1. PMPO - stands for Peak Music Power Output, amount of power a speaker/sub can take for around 0.5 seconds, manufacturers put it to make their products sound good.

2. RMS
- Root Means Squared, the amount of power a speaker can take all day long every day. Best to go for a speaker with a higher RMS if you like your music loud all the time.

3. Impedance - This means the total resistance in the flow of the electrical circuit in the speaker/amp. measured in Ohms. for instance a speaker with a low impedance is much harder for an amp to drive it.

4. Sensitivity - this means that the speaker will deliver 'this much sound' with a certain amount of power given by the amplifier in the head unit etc. sneisitivity is measured in decibels.

5. Pre-Outs
- These are amplifier Pre-Outputs that give additional amplifiers a good quality audio signal to use to boost up to the powered speakers. A good pre out level is usually around 4-6 volts. Any lower and the signal can become quite fuzzy.

6. 8,16 and 24 bit conv
- this is the conversion rate of the CD players electronics, usually marked DAC (digital-to-analogue-converter). The faster and larger conversion rate, the higher quality the sound. 24bit units can start just over 500 quid.

7. subwoofer blending - this is the term for when the subwoofer and other speakers are properly matched to get the optimum sound of the system. If they are not blended properly it can end up sounding pap.

8. Class A and B amplifiers - there are two major differences between these two types of amplifier. class A amplifiers run the positive and negative signals at the same time, this causes the amplifier to be quite hot (most need fans) as the transistors are permanently used, class A amps are a much better sounding amp. Class B use a diferent circuit to concentrate on the negative signals. This means that some sound quality is lost due to a. extra circuit, b. signal strength lost.

_INSTRUCTIONS_
a) According to the car audio glossary, what is a good pre-out level usually?
b) Put the records into a Markdown table with the columns Num and Line, one numbered row per line and blank lines left out. Begin at the line that has "498, 280, 554)" and stop after the line that has "10, 1157, 146)".
The text and the records have no connection to each other.

Data lines:
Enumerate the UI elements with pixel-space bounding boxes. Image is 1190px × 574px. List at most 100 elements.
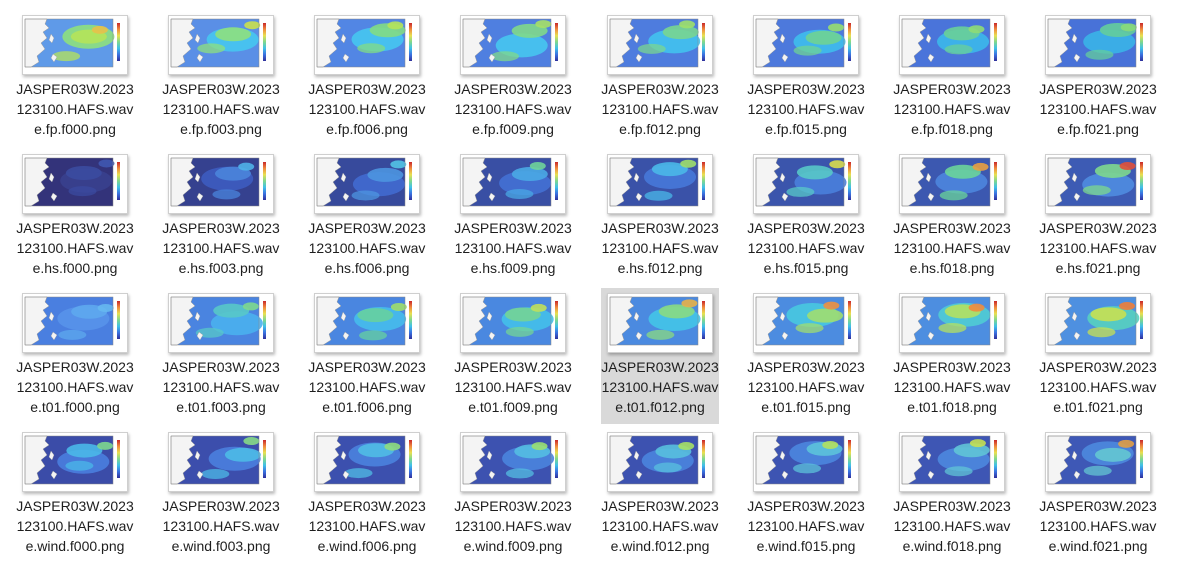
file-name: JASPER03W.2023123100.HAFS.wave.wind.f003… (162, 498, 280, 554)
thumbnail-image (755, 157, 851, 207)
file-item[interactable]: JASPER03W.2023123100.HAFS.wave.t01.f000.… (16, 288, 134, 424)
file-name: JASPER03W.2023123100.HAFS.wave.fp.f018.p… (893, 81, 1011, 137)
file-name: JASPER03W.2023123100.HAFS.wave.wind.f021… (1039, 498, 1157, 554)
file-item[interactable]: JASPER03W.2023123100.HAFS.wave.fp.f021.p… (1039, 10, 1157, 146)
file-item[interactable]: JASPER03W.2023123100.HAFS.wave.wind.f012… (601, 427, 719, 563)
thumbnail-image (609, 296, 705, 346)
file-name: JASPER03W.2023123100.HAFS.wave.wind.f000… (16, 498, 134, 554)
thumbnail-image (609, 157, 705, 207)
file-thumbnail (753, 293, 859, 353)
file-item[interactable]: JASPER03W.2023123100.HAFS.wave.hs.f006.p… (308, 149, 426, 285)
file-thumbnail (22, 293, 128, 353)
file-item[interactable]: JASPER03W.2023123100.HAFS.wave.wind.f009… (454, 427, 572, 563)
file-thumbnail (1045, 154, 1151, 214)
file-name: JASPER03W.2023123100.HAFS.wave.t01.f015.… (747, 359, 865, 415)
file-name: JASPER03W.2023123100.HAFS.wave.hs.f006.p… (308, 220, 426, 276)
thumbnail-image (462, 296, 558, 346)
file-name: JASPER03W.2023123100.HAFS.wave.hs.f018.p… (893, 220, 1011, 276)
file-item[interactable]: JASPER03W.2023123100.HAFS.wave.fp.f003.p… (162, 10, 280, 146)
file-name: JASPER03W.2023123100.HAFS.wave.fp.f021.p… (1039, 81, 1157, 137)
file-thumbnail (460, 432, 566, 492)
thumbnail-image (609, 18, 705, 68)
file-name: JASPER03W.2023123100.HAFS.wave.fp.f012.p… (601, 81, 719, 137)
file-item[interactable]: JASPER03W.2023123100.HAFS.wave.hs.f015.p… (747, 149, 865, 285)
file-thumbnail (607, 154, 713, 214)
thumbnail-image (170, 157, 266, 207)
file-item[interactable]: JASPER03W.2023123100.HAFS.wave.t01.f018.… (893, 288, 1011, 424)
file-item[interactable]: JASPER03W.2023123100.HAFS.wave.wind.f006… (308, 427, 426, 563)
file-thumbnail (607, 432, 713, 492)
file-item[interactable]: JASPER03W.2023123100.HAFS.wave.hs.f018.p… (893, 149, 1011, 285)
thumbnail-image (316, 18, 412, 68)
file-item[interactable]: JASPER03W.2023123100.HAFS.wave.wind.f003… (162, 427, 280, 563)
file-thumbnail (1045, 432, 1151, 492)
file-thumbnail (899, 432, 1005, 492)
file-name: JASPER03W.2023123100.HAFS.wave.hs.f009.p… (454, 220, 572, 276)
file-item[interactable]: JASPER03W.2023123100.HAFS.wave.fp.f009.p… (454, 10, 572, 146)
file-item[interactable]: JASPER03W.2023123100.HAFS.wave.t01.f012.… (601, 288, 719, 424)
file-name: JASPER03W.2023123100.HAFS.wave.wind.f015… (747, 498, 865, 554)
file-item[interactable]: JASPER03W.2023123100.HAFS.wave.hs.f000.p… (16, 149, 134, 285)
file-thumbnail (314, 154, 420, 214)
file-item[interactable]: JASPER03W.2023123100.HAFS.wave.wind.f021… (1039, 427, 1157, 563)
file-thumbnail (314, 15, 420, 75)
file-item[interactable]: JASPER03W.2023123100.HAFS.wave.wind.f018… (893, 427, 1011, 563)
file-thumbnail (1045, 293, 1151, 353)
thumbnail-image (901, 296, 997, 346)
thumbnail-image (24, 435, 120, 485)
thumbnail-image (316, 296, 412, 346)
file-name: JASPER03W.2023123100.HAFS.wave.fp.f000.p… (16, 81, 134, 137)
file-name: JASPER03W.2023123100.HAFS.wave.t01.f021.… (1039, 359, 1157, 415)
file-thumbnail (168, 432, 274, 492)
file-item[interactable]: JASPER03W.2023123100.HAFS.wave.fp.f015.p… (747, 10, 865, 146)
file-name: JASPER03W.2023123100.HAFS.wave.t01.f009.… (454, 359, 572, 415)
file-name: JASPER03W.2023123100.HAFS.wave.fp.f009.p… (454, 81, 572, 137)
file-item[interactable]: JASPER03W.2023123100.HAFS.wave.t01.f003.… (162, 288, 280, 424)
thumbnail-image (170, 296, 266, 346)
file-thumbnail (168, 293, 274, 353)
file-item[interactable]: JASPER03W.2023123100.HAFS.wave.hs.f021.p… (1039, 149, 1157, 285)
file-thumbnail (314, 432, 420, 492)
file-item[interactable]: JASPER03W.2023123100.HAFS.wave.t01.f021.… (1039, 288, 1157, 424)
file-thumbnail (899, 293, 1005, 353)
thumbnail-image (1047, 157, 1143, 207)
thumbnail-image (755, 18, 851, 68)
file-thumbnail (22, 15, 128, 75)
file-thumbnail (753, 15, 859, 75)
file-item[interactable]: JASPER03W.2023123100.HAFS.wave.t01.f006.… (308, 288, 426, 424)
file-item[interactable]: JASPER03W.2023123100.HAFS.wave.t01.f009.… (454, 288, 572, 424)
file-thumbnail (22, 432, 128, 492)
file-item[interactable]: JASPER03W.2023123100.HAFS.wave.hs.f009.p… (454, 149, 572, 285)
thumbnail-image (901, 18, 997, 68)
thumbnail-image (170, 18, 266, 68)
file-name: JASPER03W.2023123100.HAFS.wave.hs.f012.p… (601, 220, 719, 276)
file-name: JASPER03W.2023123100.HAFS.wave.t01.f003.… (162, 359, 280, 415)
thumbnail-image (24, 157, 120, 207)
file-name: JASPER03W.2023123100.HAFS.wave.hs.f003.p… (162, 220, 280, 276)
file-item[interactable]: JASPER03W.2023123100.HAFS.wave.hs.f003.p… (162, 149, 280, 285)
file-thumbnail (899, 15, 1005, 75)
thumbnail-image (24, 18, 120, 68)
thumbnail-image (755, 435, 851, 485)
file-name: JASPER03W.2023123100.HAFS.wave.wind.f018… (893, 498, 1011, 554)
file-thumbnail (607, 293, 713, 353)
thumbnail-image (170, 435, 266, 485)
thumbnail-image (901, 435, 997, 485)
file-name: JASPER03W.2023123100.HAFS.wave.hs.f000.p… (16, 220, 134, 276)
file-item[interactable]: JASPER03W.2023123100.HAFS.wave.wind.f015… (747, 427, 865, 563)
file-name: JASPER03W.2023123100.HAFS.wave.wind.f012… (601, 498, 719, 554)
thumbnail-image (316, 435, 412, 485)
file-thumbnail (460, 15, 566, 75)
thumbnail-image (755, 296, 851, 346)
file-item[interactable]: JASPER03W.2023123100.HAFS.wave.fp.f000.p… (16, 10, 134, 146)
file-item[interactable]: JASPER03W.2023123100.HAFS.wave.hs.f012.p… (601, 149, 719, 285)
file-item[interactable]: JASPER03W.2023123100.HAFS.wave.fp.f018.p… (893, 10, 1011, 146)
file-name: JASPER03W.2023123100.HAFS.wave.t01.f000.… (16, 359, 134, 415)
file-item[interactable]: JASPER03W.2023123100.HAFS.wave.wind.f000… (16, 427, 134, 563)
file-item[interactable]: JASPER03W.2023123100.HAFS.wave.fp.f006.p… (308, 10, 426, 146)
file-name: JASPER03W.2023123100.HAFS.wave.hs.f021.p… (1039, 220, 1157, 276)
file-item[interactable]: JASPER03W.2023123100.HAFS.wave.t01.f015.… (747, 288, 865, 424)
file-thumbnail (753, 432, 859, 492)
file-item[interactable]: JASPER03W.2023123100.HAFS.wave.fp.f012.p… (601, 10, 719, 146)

_TASK-BY-TASK ANSWERS_
a) A good pre-out level is usually around 4-6 volts.

b)
| Num | Line |
|---|---|
| 1 | file-name: JASPER03W.2023123100.HAFS.wave.wind.f003… (162, 498, 280, 554) |
| 2 | thumbnail-image (755, 157, 851, 207) |
| 3 | file-item[interactable]: JASPER03W.2023123100.HAFS.wave.t01.f000.… (16, 288, 134, 424) |
| 4 | file-name: JASPER03W.2023123100.HAFS.wave.fp.f018.p… (893, 81, 1011, 137) |
| 5 | file-name: JASPER03W.2023123100.HAFS.wave.wind.f021… (1039, 498, 1157, 554) |
| 6 | file-item[interactable]: JASPER03W.2023123100.HAFS.wave.fp.f021.p… (1039, 10, 1157, 146) |